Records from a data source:
----

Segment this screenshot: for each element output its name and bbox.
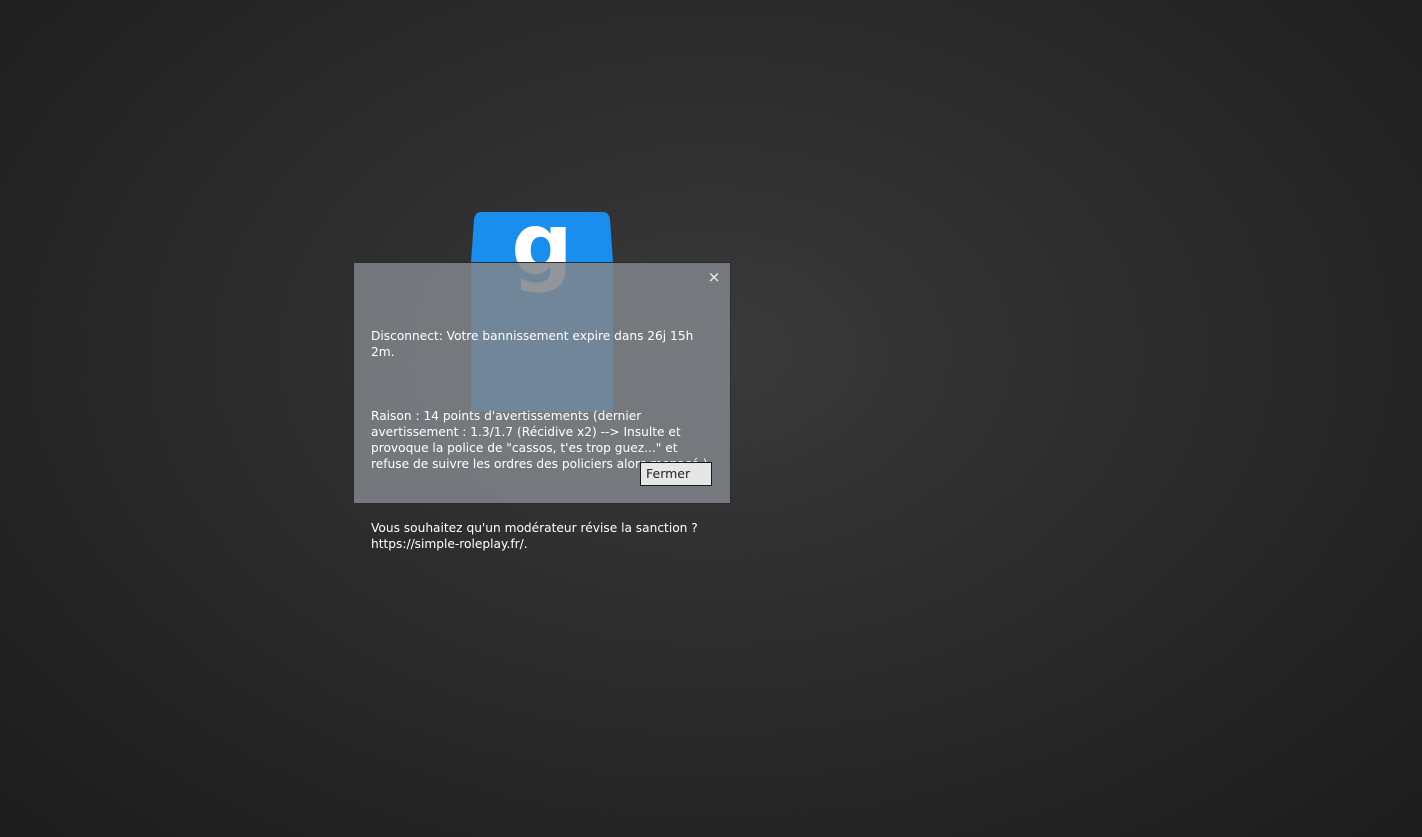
background: { "dialog": { "close_symbol": "×", "line… [0,0,1422,837]
close-icon[interactable]: × [707,269,721,285]
disconnect-dialog: × Disconnect: Votre bannissement expire … [353,262,731,551]
appeal-text: Vous souhaitez qu'un modérateur révise l… [371,521,702,551]
dialog-message: Disconnect: Votre bannissement expire da… [371,296,711,600]
disconnect-text: Disconnect: Votre bannissement expire da… [371,329,698,359]
fermer-button[interactable]: Fermer [640,462,712,486]
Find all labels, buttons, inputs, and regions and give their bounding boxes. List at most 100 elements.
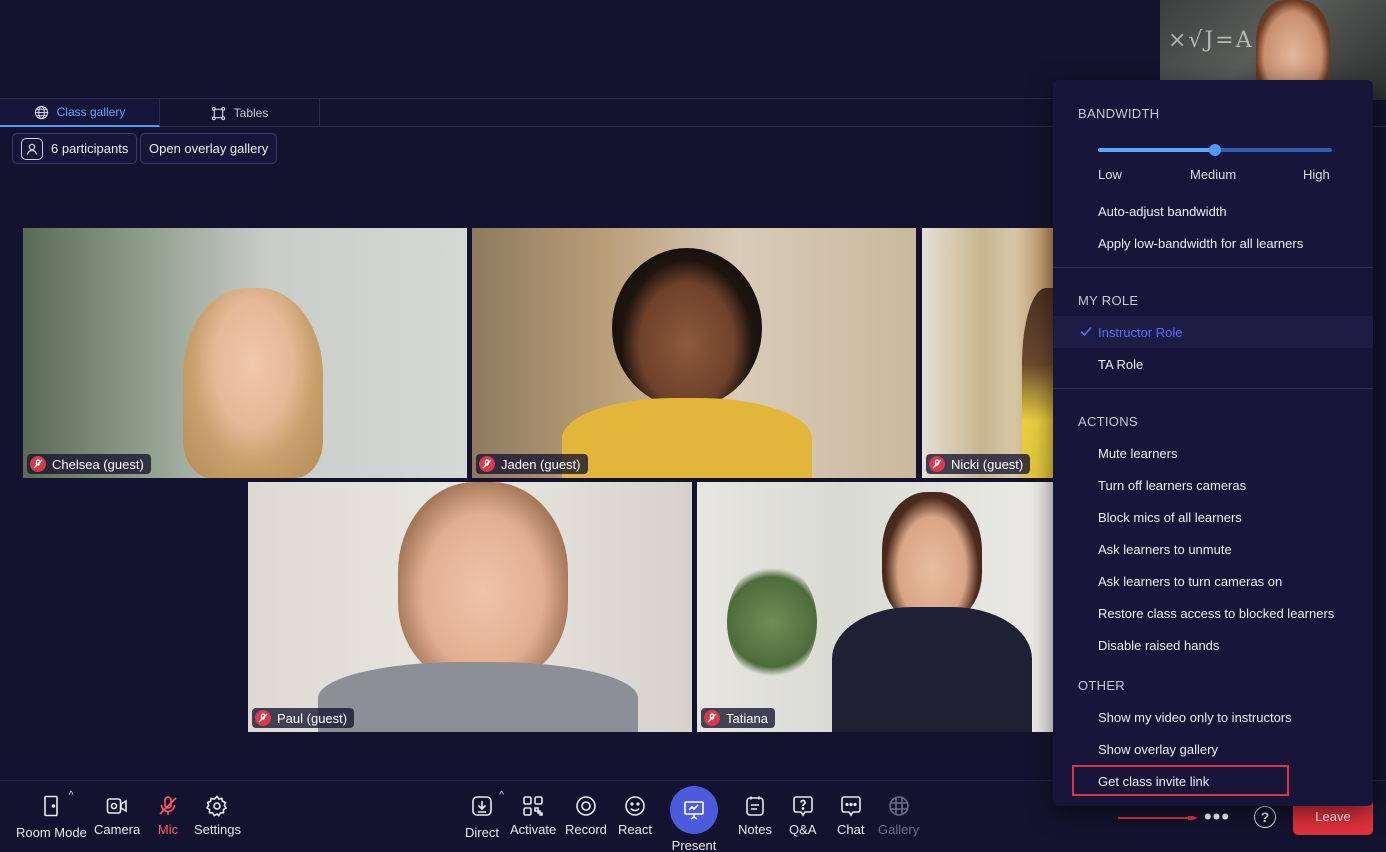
tab-class-gallery[interactable]: Class gallery: [0, 99, 160, 127]
record-icon: [576, 796, 596, 816]
camera-button[interactable]: Camera: [94, 794, 140, 837]
participant-figure: [1022, 288, 1053, 478]
section-title-other: OTHER: [1078, 678, 1125, 693]
mic-off-icon: [159, 796, 177, 815]
menu-divider: [1053, 388, 1373, 389]
caret-up-icon[interactable]: ^: [499, 790, 504, 801]
gear-icon: [206, 795, 228, 817]
more-options-menu: BANDWIDTH Low Medium High Auto-adjust ba…: [1053, 80, 1373, 806]
menu-item-ta-role[interactable]: TA Role: [1053, 348, 1373, 380]
participant-name: Jaden (guest): [501, 456, 581, 472]
table-layout-icon: [211, 106, 225, 120]
participant-figure: [882, 492, 982, 622]
chat-button[interactable]: Chat: [837, 794, 864, 837]
menu-item-block-mics[interactable]: Block mics of all learners: [1053, 501, 1373, 533]
menu-item-show-overlay-gallery[interactable]: Show overlay gallery: [1053, 733, 1373, 765]
video-tile-tatiana[interactable]: Tatiana: [697, 482, 1053, 732]
participant-figure: [183, 288, 323, 478]
bandwidth-level-medium[interactable]: Medium: [1190, 167, 1236, 182]
red-arrow-annotation: [1118, 816, 1198, 820]
smile-icon: [625, 796, 645, 816]
download-icon: [472, 796, 492, 816]
menu-item-disable-raised-hands[interactable]: Disable raised hands: [1053, 629, 1373, 661]
button-label: Record: [565, 822, 607, 837]
tab-tables[interactable]: Tables: [160, 99, 320, 127]
mic-off-icon: [255, 710, 271, 726]
button-label: Gallery: [878, 822, 920, 837]
bandwidth-level-low[interactable]: Low: [1098, 167, 1122, 182]
record-button[interactable]: Record: [565, 794, 607, 837]
menu-item-label: Instructor Role: [1098, 324, 1183, 340]
participant-nametag: Jaden (guest): [476, 454, 588, 474]
video-tile-nicki[interactable]: Nicki (guest): [922, 228, 1053, 478]
menu-item-restore-access[interactable]: Restore class access to blocked learners: [1053, 597, 1373, 629]
participant-shirt: [562, 398, 812, 478]
qa-icon: [792, 796, 813, 817]
participant-figure: [612, 248, 762, 408]
video-tile-paul[interactable]: Paul (guest): [248, 482, 692, 732]
section-title-my-role: MY ROLE: [1078, 293, 1139, 308]
button-label: Settings: [194, 822, 241, 837]
camera-icon: [106, 798, 127, 814]
person-icon: [21, 137, 43, 160]
button-label: Chat: [837, 822, 865, 837]
help-button[interactable]: ?: [1254, 806, 1276, 828]
menu-divider: [1053, 267, 1373, 268]
participant-nametag: Nicki (guest): [926, 454, 1031, 474]
button-label: Present: [671, 838, 717, 852]
globe-icon: [34, 105, 48, 119]
section-title-bandwidth: BANDWIDTH: [1078, 106, 1160, 121]
direct-button[interactable]: ^ Direct: [465, 790, 504, 840]
participant-nametag: Paul (guest): [252, 708, 355, 728]
qa-button[interactable]: Q&A: [789, 794, 816, 837]
button-label: Open overlay gallery: [149, 141, 269, 156]
button-label: React: [618, 822, 652, 837]
open-overlay-gallery-button[interactable]: Open overlay gallery: [140, 133, 278, 164]
button-label: Mic: [157, 822, 179, 837]
more-options-button[interactable]: •••: [1204, 804, 1229, 829]
chat-icon: [840, 796, 861, 817]
button-label: Q&A: [789, 822, 817, 837]
settings-button[interactable]: Settings: [194, 794, 241, 837]
notes-button[interactable]: Notes: [738, 794, 772, 837]
grid-icon: [888, 796, 909, 816]
menu-item-apply-low-bandwidth[interactable]: Apply low-bandwidth for all learners: [1053, 227, 1373, 259]
present-icon: [684, 801, 704, 820]
activate-button[interactable]: Activate: [510, 794, 556, 837]
button-label: Room Mode: [16, 825, 87, 840]
participant-name: Paul (guest): [277, 710, 348, 726]
participants-count: 6 participants: [51, 141, 129, 156]
button-label: Notes: [738, 822, 772, 837]
participant-hoodie: [318, 662, 638, 732]
door-icon: [44, 795, 59, 817]
bandwidth-level-high[interactable]: High: [1303, 167, 1330, 182]
video-tile-chelsea[interactable]: Chelsea (guest): [23, 228, 467, 478]
menu-item-ask-cameras-on[interactable]: Ask learners to turn cameras on: [1053, 565, 1373, 597]
menu-item-ask-unmute[interactable]: Ask learners to unmute: [1053, 533, 1373, 565]
menu-item-turn-off-cameras[interactable]: Turn off learners cameras: [1053, 469, 1373, 501]
participant-nametag: Tatiana: [701, 708, 775, 728]
react-button[interactable]: React: [618, 794, 652, 837]
video-tile-jaden[interactable]: Jaden (guest): [472, 228, 916, 478]
bandwidth-slider-fill: [1098, 148, 1215, 152]
room-mode-button[interactable]: ^ Room Mode: [16, 790, 87, 840]
participant-name: Tatiana: [726, 710, 768, 726]
bandwidth-slider-handle[interactable]: [1209, 144, 1221, 156]
mic-off-icon: [704, 710, 720, 726]
participants-button[interactable]: 6 participants: [12, 133, 138, 164]
present-button[interactable]: Present: [670, 786, 718, 852]
mic-off-icon: [30, 456, 46, 472]
menu-item-show-video-instructors[interactable]: Show my video only to instructors: [1053, 701, 1373, 733]
menu-item-mute-learners[interactable]: Mute learners: [1053, 437, 1373, 469]
menu-item-auto-adjust-bandwidth[interactable]: Auto-adjust bandwidth: [1053, 195, 1373, 227]
present-circle: [670, 786, 718, 834]
mic-off-icon: [929, 456, 945, 472]
menu-item-instructor-role[interactable]: Instructor Role: [1053, 316, 1373, 348]
mic-button[interactable]: Mic: [156, 794, 180, 837]
qr-icon: [523, 796, 543, 816]
highlight-annotation-box: [1072, 765, 1289, 796]
checkmark-icon: [1080, 326, 1092, 337]
tab-label: Class gallery: [56, 105, 126, 119]
caret-up-icon[interactable]: ^: [69, 790, 74, 801]
gallery-button[interactable]: Gallery: [878, 794, 919, 837]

----

§ **SET TASK**
Express every line of the records above as a JSON list of strings, one string per line, and skip any blank lines. Leave the pictures out of the answer.

§ **ANSWER FOR THIS EXERCISE**
[
  "Segment this screenshot: for each element output its name and bbox.",
  "background: { \"dialog\": { \"close_symbol\": \"×\", \"line… [0,0,1422,837]",
  "close-icon[interactable]: × [707,269,721,285]",
  "disconnect-dialog: × Disconnect: Votre bannissement expire … [353,262,731,551]",
  "appeal-text: Vous souhaitez qu'un modérateur révise l… [371,521,702,551]",
  "dialog-message: Disconnect: Votre bannissement expire da… [371,296,711,600]",
  "disconnect-text: Disconnect: Votre bannissement expire da… [371,329,698,359]",
  "fermer-button[interactable]: Fermer [640,462,712,486]",
  "Find all labels, buttons, inputs, and regions and give their bounding boxes. List at most 100 elements.",
  "tab-class-gallery[interactable]: Class gallery: [0, 99, 160, 127]",
  "record-icon: [576, 796, 596, 816]",
  "camera-button[interactable]: Camera: [94, 794, 140, 837]",
  "participant-figure: [1022, 288, 1053, 478]",
  "section-title-other: OTHER: [1078, 678, 1125, 693]",
  "mic-off-icon: [159, 796, 177, 815]",
  "menu-divider: [1053, 388, 1373, 389]",
  "caret-up-icon[interactable]: ^: [499, 790, 504, 801]",
  "gear-icon: [206, 795, 228, 817]",
  "more-options-menu: BANDWIDTH Low Medium High Auto-adjust ba…: [1053, 80, 1373, 806]",
  "menu-item-ta-role[interactable]: TA Role: [1053, 348, 1373, 380]",
  "participant-name: Jaden (guest): [501, 456, 581, 472]",
  "table-layout-icon: [211, 106, 225, 120]",
  "participant-figure: [882, 492, 982, 622]",
  "chat-button[interactable]: Chat: [837, 794, 864, 837]",
  "menu-item-block-mics[interactable]: Block mics of all learners: [1053, 501, 1373, 533]",
  "menu-item-show-overlay-gallery[interactable]: Show overlay gallery: [1053, 733, 1373, 765]",
  "video-tile-tatiana[interactable]: Tatiana: [697, 482, 1053, 732]",
  "participant-figure: [183, 288, 323, 478]",
  "bandwidth-level-medium[interactable]: Medium: [1190, 167, 1236, 182]",
  "red-arrow-annotation: [1118, 816, 1198, 820]",
  "smile-icon: [625, 796, 645, 816]",
  "download-icon: [472, 796, 492, 816]",
  "menu-item-disable-raised-hands[interactable]: Disable raised hands: [1053, 629, 1373, 661]",
  "button-label: Record: [565, 822, 607, 837]",
  "tab-tables[interactable]: Tables: [160, 99, 320, 127]",
  "mic-off-icon: [255, 710, 271, 726]",
  "button-label: Gallery: [878, 822, 920, 837]",
  "bandwidth-level-low[interactable]: Low: [1098, 167, 1122, 182]",
  "record-button[interactable]: Record: [565, 794, 607, 837]",
  "menu-item-label: Instructor Role: [1098, 324, 1183, 340]",
  "participant-nametag: Jaden (guest): [476, 454, 588, 474]",
  "video-tile-nicki[interactable]: Nicki (guest): [922, 228, 1053, 478]",
  "menu-item-restore-access[interactable]: Restore class access to blocked learners: [1053, 597, 1373, 629]",
  "participant-shirt: [562, 398, 812, 478]",
  "qa-icon: [792, 796, 813, 817]",
  "participant-figure: [612, 248, 762, 408]",
  "video-tile-paul[interactable]: Paul (guest): [248, 482, 692, 732]",
  "section-title-my-role: MY ROLE: [1078, 293, 1139, 308]",
  "button-label: Settings: [194, 822, 241, 837]",
  "camera-icon: [106, 798, 127, 814]",
  "person-icon: [21, 137, 43, 160]",
  "button-label: Chat: [837, 822, 865, 837]",
  "help-button[interactable]: ?: [1254, 806, 1276, 828]",
  "menu-divider: [1053, 267, 1373, 268]",
  "participant-nametag: Nicki (guest): [926, 454, 1031, 474]",
  "button-label: Present: [671, 838, 717, 852]",
  "globe-icon: [34, 105, 48, 119]",
  "section-title-bandwidth: BANDWIDTH: [1078, 106, 1160, 121]",
  "direct-button[interactable]: ^ Direct: [465, 790, 504, 840]",
  "participant-nametag: Paul (guest): [252, 708, 355, 728]",
  "qa-button[interactable]: Q&A: [789, 794, 816, 837]",
  "button-label: Open overlay gallery: [149, 141, 269, 156]",
  "button-label: React: [618, 822, 652, 837]",
  "open-overlay-gallery-button[interactable]: Open overlay gallery: [140, 133, 278, 164]",
  "button-label: Mic: [157, 822, 179, 837]",
  "more-options-button[interactable]: •••: [1204, 804, 1229, 829]",
  "chat-icon: [840, 796, 861, 817]",
  "button-label: Q&A: [789, 822, 817, 837]",
  "settings-button[interactable]: Settings: [194, 794, 241, 837]",
  "notes-button[interactable]: Notes: [738, 794, 772, 837]",
  "grid-icon: [888, 796, 909, 816]",
  "menu-item-apply-low-bandwidth[interactable]: Apply low-bandwidth for all learners: [1053, 227, 1373, 259]",
  "present-icon: [684, 801, 704, 820]",
  "activate-button[interactable]: Activate: [510, 794, 556, 837]",
  "button-label: Room Mode: [16, 825, 87, 840]",
  "participant-name: Paul (guest): [277, 710, 348, 726]",
  "participants-count: 6 participants: [51, 141, 129, 156]",
  "button-label: Notes: [738, 822, 772, 837]",
  "participant-hoodie: [318, 662, 638, 732]",
  "door-icon: [44, 795, 59, 817]",
  "bandwidth-level-high[interactable]: High: [1303, 167, 1330, 182]",
  "video-tile-chelsea[interactable]: Chelsea (guest): [23, 228, 467, 478]",
  "menu-item-ask-cameras-on[interactable]: Ask learners to turn cameras on: [1053, 565, 1373, 597]",
  "menu-item-ask-unmute[interactable]: Ask learners to unmute: [1053, 533, 1373, 565]",
  "menu-item-turn-off-cameras[interactable]: Turn off learners cameras: [1053, 469, 1373, 501]",
  "participant-nametag: Tatiana: [701, 708, 775, 728]",
  "react-button[interactable]: React: [618, 794, 652, 837]",
  "video-tile-jaden[interactable]: Jaden (guest): [472, 228, 916, 478]",
  "bandwidth-slider-fill: [1098, 148, 1215, 152]",
  "room-mode-button[interactable]: ^ Room Mode: [16, 790, 87, 840]",
  "participant-name: Tatiana: [726, 710, 768, 726]",
  "bandwidth-slider-handle[interactable]: [1209, 144, 1221, 156]",
  "mic-off-icon: [704, 710, 720, 726]",
  "participants-button[interactable]: 6 participants: [12, 133, 138, 164]",
  "present-button[interactable]: Present: [670, 786, 718, 852]",
  "mic-off-icon: [30, 456, 46, 472]",
  "menu-item-show-video-instructors[interactable]: Show my video only to instructors: [1053, 701, 1373, 733]",
  "menu-item-mute-learners[interactable]: Mute learners: [1053, 437, 1373, 469]",
  "menu-item-auto-adjust-bandwidth[interactable]: Auto-adjust bandwidth: [1053, 195, 1373, 227]",
  "present-circle: [670, 786, 718, 834]",
  "mic-off-icon: [929, 456, 945, 472]",
  "menu-item-instructor-role[interactable]: Instructor Role: [1053, 316, 1373, 348]",
  "mic-button[interactable]: Mic: [156, 794, 180, 837]",
  "qr-icon: [523, 796, 543, 816]",
  "highlight-annotation-box: [1072, 765, 1289, 796]",
  "checkmark-icon: [1080, 326, 1092, 337]",
  "tab-label: Class gallery: [56, 105, 126, 119]",
  "caret-up-icon[interactable]: ^: [69, 790, 74, 801]",
  "gallery-button[interactable]: Gallery: [878, 794, 919, 837]"
]